#### Source material

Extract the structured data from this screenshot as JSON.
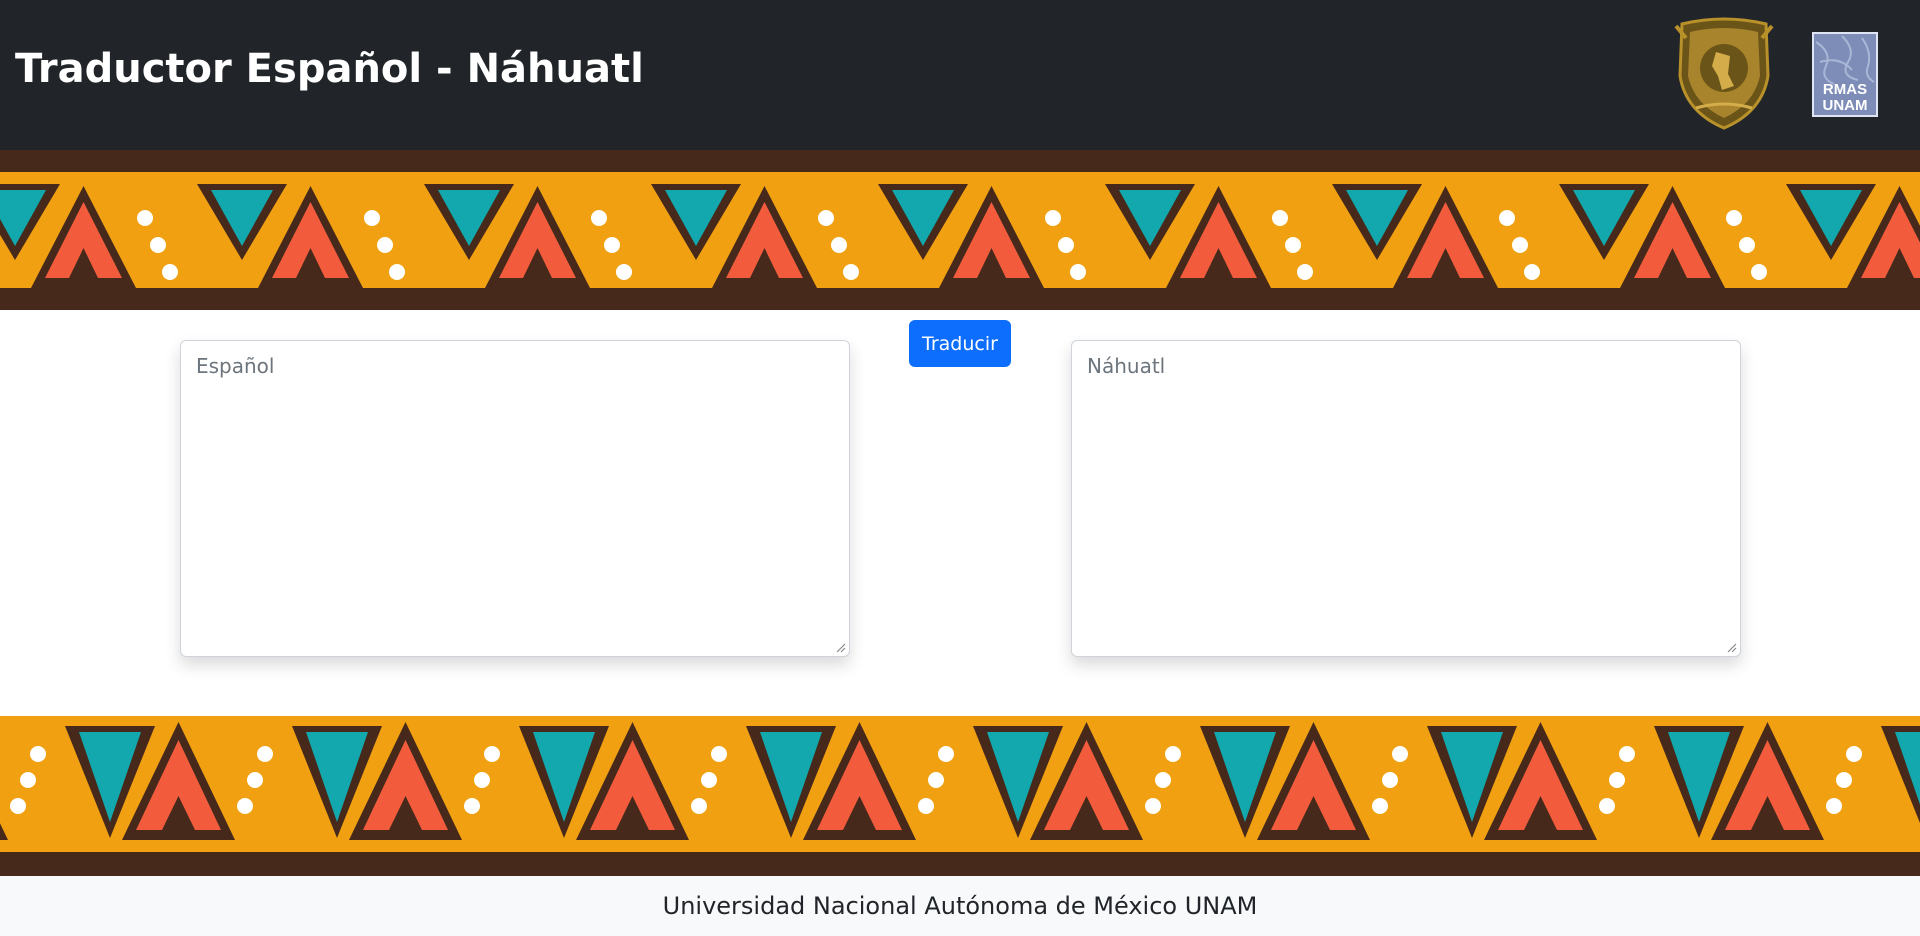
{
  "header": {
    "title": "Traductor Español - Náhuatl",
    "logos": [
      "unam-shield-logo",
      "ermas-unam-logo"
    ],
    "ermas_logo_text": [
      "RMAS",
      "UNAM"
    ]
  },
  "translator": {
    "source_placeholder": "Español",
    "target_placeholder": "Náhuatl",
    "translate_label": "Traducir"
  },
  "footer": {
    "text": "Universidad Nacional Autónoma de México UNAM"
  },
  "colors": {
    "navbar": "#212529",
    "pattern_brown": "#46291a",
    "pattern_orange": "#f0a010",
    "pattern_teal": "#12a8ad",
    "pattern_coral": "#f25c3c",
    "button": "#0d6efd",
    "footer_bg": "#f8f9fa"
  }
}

########
#### Source material

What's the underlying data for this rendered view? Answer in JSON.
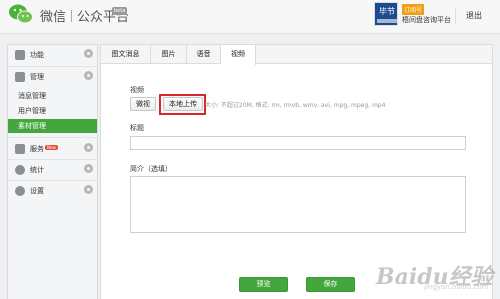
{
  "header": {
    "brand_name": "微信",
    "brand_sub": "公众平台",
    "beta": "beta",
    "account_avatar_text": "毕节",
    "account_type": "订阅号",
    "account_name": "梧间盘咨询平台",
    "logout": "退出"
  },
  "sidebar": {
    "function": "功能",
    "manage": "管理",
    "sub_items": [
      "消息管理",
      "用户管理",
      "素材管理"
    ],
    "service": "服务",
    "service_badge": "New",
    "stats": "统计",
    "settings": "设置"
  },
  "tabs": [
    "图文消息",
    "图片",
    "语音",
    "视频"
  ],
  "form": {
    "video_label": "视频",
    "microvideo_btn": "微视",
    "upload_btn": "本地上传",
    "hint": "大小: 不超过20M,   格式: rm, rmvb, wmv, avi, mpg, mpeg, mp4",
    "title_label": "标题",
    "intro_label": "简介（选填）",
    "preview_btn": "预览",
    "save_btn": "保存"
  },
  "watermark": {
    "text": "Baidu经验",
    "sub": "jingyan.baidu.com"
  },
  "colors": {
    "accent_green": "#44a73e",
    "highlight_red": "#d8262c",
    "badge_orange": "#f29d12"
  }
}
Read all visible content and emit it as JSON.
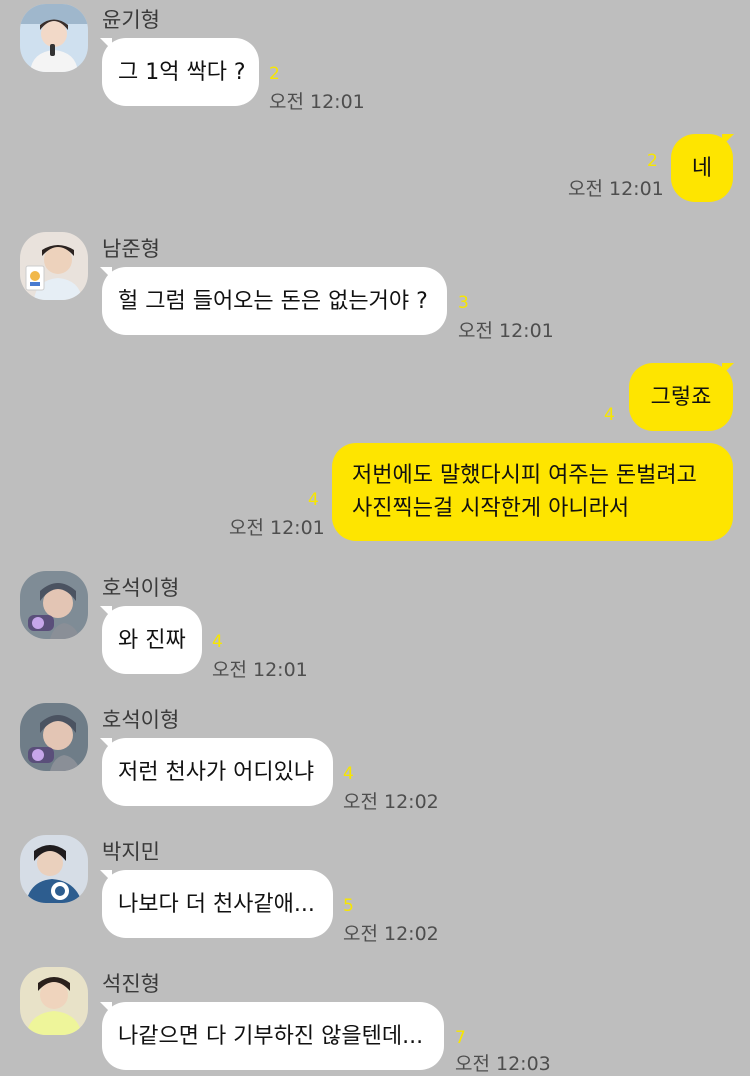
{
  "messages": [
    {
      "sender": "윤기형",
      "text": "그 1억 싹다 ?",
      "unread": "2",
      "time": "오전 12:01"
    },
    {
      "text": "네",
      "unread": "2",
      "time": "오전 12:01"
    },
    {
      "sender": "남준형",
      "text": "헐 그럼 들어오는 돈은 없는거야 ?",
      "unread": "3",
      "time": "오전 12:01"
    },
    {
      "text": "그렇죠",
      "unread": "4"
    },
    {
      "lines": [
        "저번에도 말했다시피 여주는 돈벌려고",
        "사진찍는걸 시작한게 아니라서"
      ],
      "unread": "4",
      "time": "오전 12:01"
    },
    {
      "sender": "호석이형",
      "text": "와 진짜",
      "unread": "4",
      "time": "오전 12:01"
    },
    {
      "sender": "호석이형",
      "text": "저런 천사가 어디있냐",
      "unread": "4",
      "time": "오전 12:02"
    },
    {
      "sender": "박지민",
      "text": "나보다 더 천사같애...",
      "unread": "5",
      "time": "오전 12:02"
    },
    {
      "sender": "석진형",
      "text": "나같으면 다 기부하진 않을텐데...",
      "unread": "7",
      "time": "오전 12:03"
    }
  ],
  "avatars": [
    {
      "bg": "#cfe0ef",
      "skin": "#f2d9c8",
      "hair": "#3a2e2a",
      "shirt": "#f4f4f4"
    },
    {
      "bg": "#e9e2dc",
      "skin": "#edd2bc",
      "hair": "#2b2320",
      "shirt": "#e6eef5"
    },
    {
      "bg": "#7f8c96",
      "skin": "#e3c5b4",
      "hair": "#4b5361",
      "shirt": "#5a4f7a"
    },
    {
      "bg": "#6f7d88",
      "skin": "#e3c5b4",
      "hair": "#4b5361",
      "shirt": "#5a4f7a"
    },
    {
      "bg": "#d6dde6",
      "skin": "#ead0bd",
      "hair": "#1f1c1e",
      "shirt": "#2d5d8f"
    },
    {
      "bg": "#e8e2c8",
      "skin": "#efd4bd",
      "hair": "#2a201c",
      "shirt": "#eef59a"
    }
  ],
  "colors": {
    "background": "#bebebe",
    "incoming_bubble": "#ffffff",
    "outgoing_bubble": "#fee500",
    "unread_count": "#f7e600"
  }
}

########

_The exercise:_
Return every line above in which the string "Español" occurs.

_Correct result:_
    "title": "Traductor Español - Náhuatl",
    "source_placeholder": "Español",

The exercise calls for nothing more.